* DO THIS: Write the material out again exactly as it stands.

____ RECORDS FOR THIS EXERCISE

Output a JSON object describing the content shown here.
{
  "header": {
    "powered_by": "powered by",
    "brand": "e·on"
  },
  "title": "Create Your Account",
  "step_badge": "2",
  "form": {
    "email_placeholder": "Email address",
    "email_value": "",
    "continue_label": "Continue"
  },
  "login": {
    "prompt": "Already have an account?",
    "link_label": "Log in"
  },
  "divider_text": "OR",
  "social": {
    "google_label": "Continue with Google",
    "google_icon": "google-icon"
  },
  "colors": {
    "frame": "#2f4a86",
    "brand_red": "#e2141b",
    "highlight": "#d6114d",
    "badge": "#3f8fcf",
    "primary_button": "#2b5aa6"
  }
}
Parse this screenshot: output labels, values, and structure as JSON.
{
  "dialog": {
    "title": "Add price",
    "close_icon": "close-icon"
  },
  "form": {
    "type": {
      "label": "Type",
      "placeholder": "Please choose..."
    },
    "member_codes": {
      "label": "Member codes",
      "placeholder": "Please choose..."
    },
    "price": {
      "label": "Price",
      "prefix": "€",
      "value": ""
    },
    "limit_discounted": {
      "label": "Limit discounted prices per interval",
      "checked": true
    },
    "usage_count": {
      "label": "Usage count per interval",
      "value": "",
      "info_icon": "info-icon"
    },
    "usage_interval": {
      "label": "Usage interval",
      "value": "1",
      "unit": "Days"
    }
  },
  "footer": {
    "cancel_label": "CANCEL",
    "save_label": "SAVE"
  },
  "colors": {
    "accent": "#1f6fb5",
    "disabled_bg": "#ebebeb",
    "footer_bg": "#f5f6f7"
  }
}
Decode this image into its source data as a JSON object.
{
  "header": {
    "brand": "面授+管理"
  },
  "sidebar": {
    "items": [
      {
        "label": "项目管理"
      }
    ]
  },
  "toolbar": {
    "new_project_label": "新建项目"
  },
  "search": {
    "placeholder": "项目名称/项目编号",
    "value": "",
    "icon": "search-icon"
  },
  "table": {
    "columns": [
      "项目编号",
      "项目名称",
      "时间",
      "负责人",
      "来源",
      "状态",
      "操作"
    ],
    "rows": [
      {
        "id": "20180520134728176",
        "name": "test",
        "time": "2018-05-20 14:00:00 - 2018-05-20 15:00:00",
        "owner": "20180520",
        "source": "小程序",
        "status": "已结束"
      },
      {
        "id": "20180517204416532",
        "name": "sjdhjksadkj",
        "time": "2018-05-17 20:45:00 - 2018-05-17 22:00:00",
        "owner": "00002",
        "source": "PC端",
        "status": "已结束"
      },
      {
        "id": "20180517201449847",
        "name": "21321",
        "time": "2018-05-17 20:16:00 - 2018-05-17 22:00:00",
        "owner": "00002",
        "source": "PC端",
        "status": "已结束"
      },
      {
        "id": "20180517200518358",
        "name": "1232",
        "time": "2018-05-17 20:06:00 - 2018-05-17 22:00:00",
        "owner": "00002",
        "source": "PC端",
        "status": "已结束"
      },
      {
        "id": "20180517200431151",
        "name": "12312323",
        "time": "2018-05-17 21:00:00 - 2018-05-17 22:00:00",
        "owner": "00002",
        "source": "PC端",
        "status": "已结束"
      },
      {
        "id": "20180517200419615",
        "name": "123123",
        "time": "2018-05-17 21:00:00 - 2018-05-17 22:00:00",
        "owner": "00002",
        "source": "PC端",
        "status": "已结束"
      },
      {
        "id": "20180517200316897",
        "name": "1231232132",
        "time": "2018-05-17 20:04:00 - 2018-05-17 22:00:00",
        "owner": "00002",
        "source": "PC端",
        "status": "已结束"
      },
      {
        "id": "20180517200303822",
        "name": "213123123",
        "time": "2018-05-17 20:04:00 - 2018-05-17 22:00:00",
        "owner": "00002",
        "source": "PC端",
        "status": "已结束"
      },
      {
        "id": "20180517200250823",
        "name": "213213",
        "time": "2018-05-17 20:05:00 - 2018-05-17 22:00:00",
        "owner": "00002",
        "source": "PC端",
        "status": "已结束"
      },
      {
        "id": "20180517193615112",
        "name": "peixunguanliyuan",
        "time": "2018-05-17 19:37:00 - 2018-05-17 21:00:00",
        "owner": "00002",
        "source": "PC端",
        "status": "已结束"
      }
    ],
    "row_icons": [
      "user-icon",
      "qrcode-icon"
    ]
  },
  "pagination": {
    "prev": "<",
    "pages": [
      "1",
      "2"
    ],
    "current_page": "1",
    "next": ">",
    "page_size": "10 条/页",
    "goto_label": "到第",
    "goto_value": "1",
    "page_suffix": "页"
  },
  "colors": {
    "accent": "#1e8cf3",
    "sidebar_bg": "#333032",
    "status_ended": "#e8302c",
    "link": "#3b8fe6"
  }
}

________

* FULL SOLUTION:
Output a JSON object describing the content shown here.
{
  "header": {
    "powered_by": "powered by",
    "brand": "e·on"
  },
  "title": "Create Your Account",
  "step_badge": "2",
  "form": {
    "email_placeholder": "Email address",
    "email_value": "",
    "continue_label": "Continue"
  },
  "login": {
    "prompt": "Already have an account?",
    "link_label": "Log in"
  },
  "divider_text": "OR",
  "social": {
    "google_label": "Continue with Google",
    "google_icon": "google-icon"
  },
  "colors": {
    "frame": "#2f4a86",
    "brand_red": "#e2141b",
    "highlight": "#d6114d",
    "badge": "#3f8fcf",
    "primary_button": "#2b5aa6"
  }
}
Parse this screenshot: output labels, values, and structure as JSON.
{
  "dialog": {
    "title": "Add price",
    "close_icon": "close-icon"
  },
  "form": {
    "type": {
      "label": "Type",
      "placeholder": "Please choose..."
    },
    "member_codes": {
      "label": "Member codes",
      "placeholder": "Please choose..."
    },
    "price": {
      "label": "Price",
      "prefix": "€",
      "value": ""
    },
    "limit_discounted": {
      "label": "Limit discounted prices per interval",
      "checked": true
    },
    "usage_count": {
      "label": "Usage count per interval",
      "value": "",
      "info_icon": "info-icon"
    },
    "usage_interval": {
      "label": "Usage interval",
      "value": "1",
      "unit": "Days"
    }
  },
  "footer": {
    "cancel_label": "CANCEL",
    "save_label": "SAVE"
  },
  "colors": {
    "accent": "#1f6fb5",
    "disabled_bg": "#ebebeb",
    "footer_bg": "#f5f6f7"
  }
}
Decode this image into its source data as a JSON object.
{
  "header": {
    "brand": "面授+管理"
  },
  "sidebar": {
    "items": [
      {
        "label": "项目管理"
      }
    ]
  },
  "toolbar": {
    "new_project_label": "新建项目"
  },
  "search": {
    "placeholder": "项目名称/项目编号",
    "value": "",
    "icon": "search-icon"
  },
  "table": {
    "columns": [
      "项目编号",
      "项目名称",
      "时间",
      "负责人",
      "来源",
      "状态",
      "操作"
    ],
    "rows": [
      {
        "id": "20180520134728176",
        "name": "test",
        "time": "2018-05-20 14:00:00 - 2018-05-20 15:00:00",
        "owner": "20180520",
        "source": "小程序",
        "status": "已结束"
      },
      {
        "id": "20180517204416532",
        "name": "sjdhjksadkj",
        "time": "2018-05-17 20:45:00 - 2018-05-17 22:00:00",
        "owner": "00002",
        "source": "PC端",
        "status": "已结束"
      },
      {
        "id": "20180517201449847",
        "name": "21321",
        "time": "2018-05-17 20:16:00 - 2018-05-17 22:00:00",
        "owner": "00002",
        "source": "PC端",
        "status": "已结束"
      },
      {
        "id": "20180517200518358",
        "name": "1232",
        "time": "2018-05-17 20:06:00 - 2018-05-17 22:00:00",
        "owner": "00002",
        "source": "PC端",
        "status": "已结束"
      },
      {
        "id": "20180517200431151",
        "name": "12312323",
        "time": "2018-05-17 21:00:00 - 2018-05-17 22:00:00",
        "owner": "00002",
        "source": "PC端",
        "status": "已结束"
      },
      {
        "id": "20180517200419615",
        "name": "123123",
        "time": "2018-05-17 21:00:00 - 2018-05-17 22:00:00",
        "owner": "00002",
        "source": "PC端",
        "status": "已结束"
      },
      {
        "id": "20180517200316897",
        "name": "1231232132",
        "time": "2018-05-17 20:04:00 - 2018-05-17 22:00:00",
        "owner": "00002",
        "source": "PC端",
        "status": "已结束"
      },
      {
        "id": "20180517200303822",
        "name": "213123123",
        "time": "2018-05-17 20:04:00 - 2018-05-17 22:00:00",
        "owner": "00002",
        "source": "PC端",
        "status": "已结束"
      },
      {
        "id": "20180517200250823",
        "name": "213213",
        "time": "2018-05-17 20:05:00 - 2018-05-17 22:00:00",
        "owner": "00002",
        "source": "PC端",
        "status": "已结束"
      },
      {
        "id": "20180517193615112",
        "name": "peixunguanliyuan",
        "time": "2018-05-17 19:37:00 - 2018-05-17 21:00:00",
        "owner": "00002",
        "source": "PC端",
        "status": "已结束"
      }
    ],
    "row_icons": [
      "user-icon",
      "qrcode-icon"
    ]
  },
  "pagination": {
    "prev": "<",
    "pages": [
      "1",
      "2"
    ],
    "current_page": "1",
    "next": ">",
    "page_size": "10 条/页",
    "goto_label": "到第",
    "goto_value": "1",
    "page_suffix": "页"
  },
  "colors": {
    "accent": "#1e8cf3",
    "sidebar_bg": "#333032",
    "status_ended": "#e8302c",
    "link": "#3b8fe6"
  }
}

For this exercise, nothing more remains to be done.